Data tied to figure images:
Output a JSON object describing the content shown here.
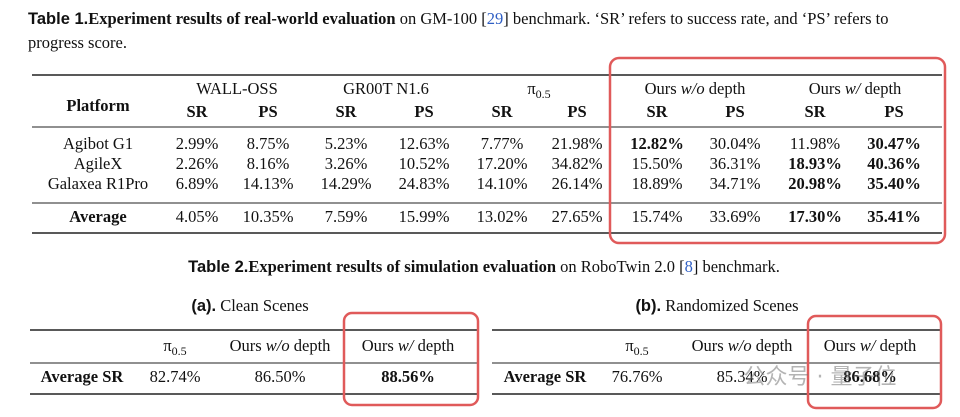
{
  "table1": {
    "caption": {
      "label": "Table 1.",
      "title": "Experiment results of real-world evaluation",
      "before_ref": " on GM-100 [",
      "ref": "29",
      "after_ref": "] benchmark. ‘SR’ refers to success rate, and ‘PS’ refers to",
      "line2": "progress score."
    },
    "row_header": "Platform",
    "groups": [
      {
        "name": "WALL-OSS"
      },
      {
        "name": "GR00T N1.6"
      },
      {
        "name": "π",
        "sub": "0.5"
      },
      {
        "name": "Ours ",
        "em": "w/o",
        "tail": " depth"
      },
      {
        "name": "Ours ",
        "em": "w/",
        "tail": " depth"
      }
    ],
    "metrics": [
      "SR",
      "PS"
    ],
    "rows": [
      {
        "platform": "Agibot G1",
        "values": [
          "2.99%",
          "8.75%",
          "5.23%",
          "12.63%",
          "7.77%",
          "21.98%",
          "12.82%",
          "30.04%",
          "11.98%",
          "30.47%"
        ],
        "bold": [
          6,
          9
        ]
      },
      {
        "platform": "AgileX",
        "values": [
          "2.26%",
          "8.16%",
          "3.26%",
          "10.52%",
          "17.20%",
          "34.82%",
          "15.50%",
          "36.31%",
          "18.93%",
          "40.36%"
        ],
        "bold": [
          8,
          9
        ]
      },
      {
        "platform": "Galaxea R1Pro",
        "values": [
          "6.89%",
          "14.13%",
          "14.29%",
          "24.83%",
          "14.10%",
          "26.14%",
          "18.89%",
          "34.71%",
          "20.98%",
          "35.40%"
        ],
        "bold": [
          8,
          9
        ]
      }
    ],
    "average": {
      "platform": "Average",
      "values": [
        "4.05%",
        "10.35%",
        "7.59%",
        "15.99%",
        "13.02%",
        "27.65%",
        "15.74%",
        "33.69%",
        "17.30%",
        "35.41%"
      ],
      "bold": [
        8,
        9
      ]
    }
  },
  "table2": {
    "caption": {
      "label": "Table 2.",
      "title": "Experiment results of simulation evaluation",
      "before_ref": " on RoboTwin 2.0 [",
      "ref": "8",
      "after_ref": "] benchmark."
    },
    "subtables": [
      {
        "label": "(a).",
        "title": " Clean Scenes",
        "columns": [
          {
            "name": "π",
            "sub": "0.5"
          },
          {
            "name": "Ours ",
            "em": "w/o",
            "tail": " depth"
          },
          {
            "name": "Ours ",
            "em": "w/",
            "tail": " depth"
          }
        ],
        "row_label": "Average SR",
        "values": [
          "82.74%",
          "86.50%",
          "88.56%"
        ],
        "bold": [
          2
        ]
      },
      {
        "label": "(b).",
        "title": " Randomized Scenes",
        "columns": [
          {
            "name": "π",
            "sub": "0.5"
          },
          {
            "name": "Ours ",
            "em": "w/o",
            "tail": " depth"
          },
          {
            "name": "Ours ",
            "em": "w/",
            "tail": " depth"
          }
        ],
        "row_label": "Average SR",
        "values": [
          "76.76%",
          "85.34%",
          "86.68%"
        ],
        "bold": [
          2
        ]
      }
    ]
  },
  "watermark": "公众号 · 量子位"
}
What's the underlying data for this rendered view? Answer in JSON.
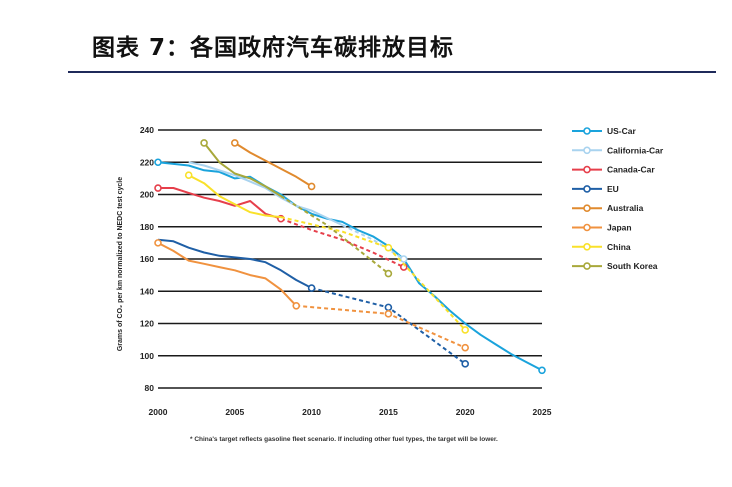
{
  "title": "图表 7：各国政府汽车碳排放目标",
  "chart_data": {
    "type": "line",
    "ylabel": "Grams of CO₂ per km normalized to NEDC test cycle",
    "xlim": [
      2000,
      2025
    ],
    "ylim": [
      80,
      240
    ],
    "x_ticks": [
      2000,
      2005,
      2010,
      2015,
      2020,
      2025
    ],
    "y_ticks": [
      80,
      100,
      120,
      140,
      160,
      180,
      200,
      220,
      240
    ],
    "grid": "horizontal",
    "legend_position": "right",
    "footnote": "* China's target reflects gasoline fleet scenario. If including other fuel types, the target will be lower.",
    "series": [
      {
        "name": "US-Car",
        "color": "#1aa3dc",
        "actual": [
          [
            2000,
            220
          ],
          [
            2002,
            218
          ],
          [
            2003,
            215
          ],
          [
            2004,
            214
          ],
          [
            2005,
            210
          ],
          [
            2006,
            211
          ],
          [
            2007,
            205
          ],
          [
            2008,
            200
          ],
          [
            2009,
            193
          ],
          [
            2010,
            188
          ],
          [
            2011,
            185
          ],
          [
            2012,
            183
          ],
          [
            2013,
            178
          ],
          [
            2014,
            174
          ],
          [
            2015,
            168
          ],
          [
            2016,
            160
          ],
          [
            2017,
            145
          ],
          [
            2018,
            137
          ],
          [
            2019,
            128
          ],
          [
            2020,
            120
          ],
          [
            2021,
            113
          ],
          [
            2022,
            107
          ],
          [
            2023,
            101
          ],
          [
            2024,
            96
          ],
          [
            2025,
            91
          ]
        ],
        "target": [],
        "markers": [
          [
            2000,
            220
          ],
          [
            2025,
            91
          ]
        ]
      },
      {
        "name": "California-Car",
        "color": "#a9d3ef",
        "actual": [
          [
            2002,
            220
          ],
          [
            2003,
            218
          ],
          [
            2004,
            215
          ],
          [
            2005,
            212
          ],
          [
            2006,
            208
          ],
          [
            2007,
            204
          ],
          [
            2008,
            198
          ],
          [
            2009,
            193
          ],
          [
            2010,
            190
          ],
          [
            2012,
            181
          ]
        ],
        "target": [
          [
            2012,
            181
          ],
          [
            2014,
            172
          ],
          [
            2016,
            160
          ]
        ],
        "markers": [
          [
            2016,
            160
          ]
        ]
      },
      {
        "name": "Canada-Car",
        "color": "#e63f4b",
        "actual": [
          [
            2000,
            204
          ],
          [
            2001,
            204
          ],
          [
            2002,
            201
          ],
          [
            2003,
            198
          ],
          [
            2004,
            196
          ],
          [
            2005,
            193
          ],
          [
            2006,
            196
          ],
          [
            2007,
            188
          ],
          [
            2008,
            185
          ]
        ],
        "target": [
          [
            2008,
            185
          ],
          [
            2010,
            178
          ],
          [
            2012,
            172
          ],
          [
            2014,
            164
          ],
          [
            2016,
            155
          ]
        ],
        "markers": [
          [
            2000,
            204
          ],
          [
            2008,
            185
          ],
          [
            2016,
            155
          ]
        ]
      },
      {
        "name": "EU",
        "color": "#1f5fa6",
        "actual": [
          [
            2000,
            172
          ],
          [
            2001,
            171
          ],
          [
            2002,
            167
          ],
          [
            2003,
            164
          ],
          [
            2004,
            162
          ],
          [
            2005,
            161
          ],
          [
            2006,
            160
          ],
          [
            2007,
            158
          ],
          [
            2008,
            153
          ],
          [
            2009,
            147
          ],
          [
            2010,
            142
          ]
        ],
        "target": [
          [
            2010,
            142
          ],
          [
            2015,
            130
          ],
          [
            2020,
            95
          ]
        ],
        "markers": [
          [
            2010,
            142
          ],
          [
            2015,
            130
          ],
          [
            2020,
            95
          ]
        ]
      },
      {
        "name": "Australia",
        "color": "#e08a2e",
        "actual": [
          [
            2005,
            232
          ],
          [
            2006,
            226
          ],
          [
            2007,
            221
          ],
          [
            2008,
            216
          ],
          [
            2009,
            211
          ],
          [
            2010,
            205
          ]
        ],
        "target": [],
        "markers": [
          [
            2005,
            232
          ],
          [
            2010,
            205
          ]
        ]
      },
      {
        "name": "Japan",
        "color": "#f0923f",
        "actual": [
          [
            2000,
            170
          ],
          [
            2001,
            165
          ],
          [
            2002,
            159
          ],
          [
            2003,
            157
          ],
          [
            2004,
            155
          ],
          [
            2005,
            153
          ],
          [
            2006,
            150
          ],
          [
            2007,
            148
          ],
          [
            2008,
            141
          ],
          [
            2009,
            131
          ]
        ],
        "target": [
          [
            2009,
            131
          ],
          [
            2015,
            126
          ],
          [
            2020,
            105
          ]
        ],
        "markers": [
          [
            2000,
            170
          ],
          [
            2009,
            131
          ],
          [
            2015,
            126
          ],
          [
            2020,
            105
          ]
        ]
      },
      {
        "name": "China",
        "color": "#f9e12a",
        "actual": [
          [
            2002,
            212
          ],
          [
            2003,
            207
          ],
          [
            2004,
            199
          ],
          [
            2005,
            194
          ],
          [
            2006,
            189
          ],
          [
            2007,
            187
          ],
          [
            2008,
            186
          ]
        ],
        "target": [
          [
            2008,
            186
          ],
          [
            2012,
            177
          ],
          [
            2015,
            167
          ],
          [
            2020,
            116
          ]
        ],
        "markers": [
          [
            2002,
            212
          ],
          [
            2015,
            167
          ],
          [
            2020,
            116
          ]
        ]
      },
      {
        "name": "South Korea",
        "color": "#a8a83a",
        "actual": [
          [
            2003,
            232
          ],
          [
            2004,
            220
          ],
          [
            2005,
            213
          ],
          [
            2006,
            210
          ],
          [
            2007,
            205
          ],
          [
            2008,
            199
          ]
        ],
        "target": [
          [
            2008,
            199
          ],
          [
            2011,
            181
          ],
          [
            2015,
            151
          ]
        ],
        "markers": [
          [
            2003,
            232
          ],
          [
            2015,
            151
          ]
        ]
      }
    ]
  }
}
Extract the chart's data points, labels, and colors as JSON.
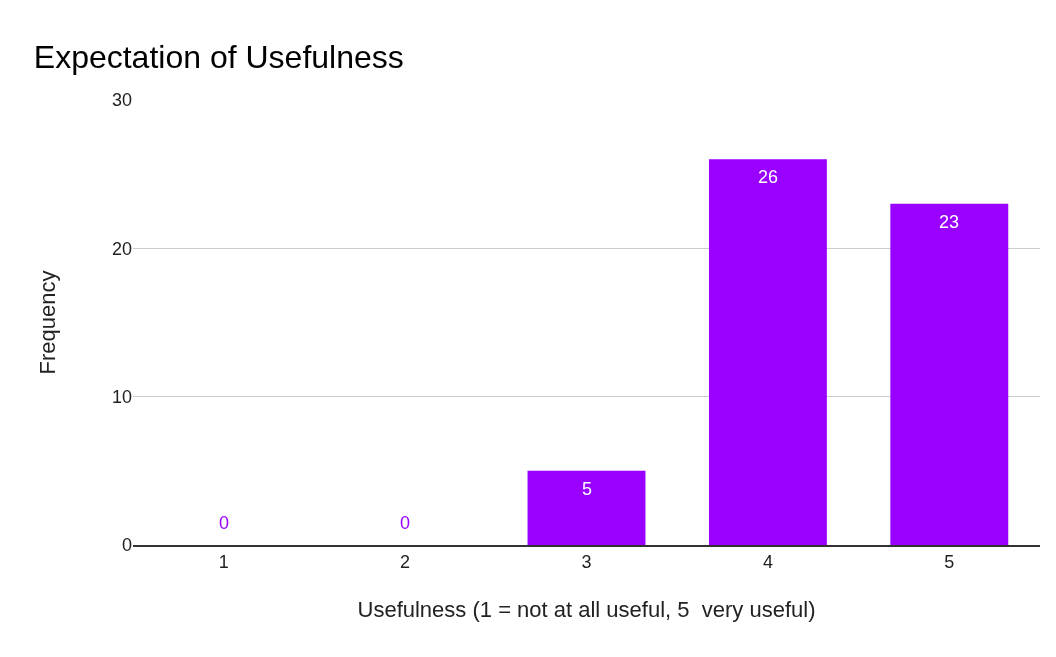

WORK INSTRUCTIONS:
Among the entries above, identify all lines with "evaluation" and copy them.

THE OUTPUT:
      "title": "Experiment results of real-world evaluation",
      "title": "Experiment results of simulation evaluation",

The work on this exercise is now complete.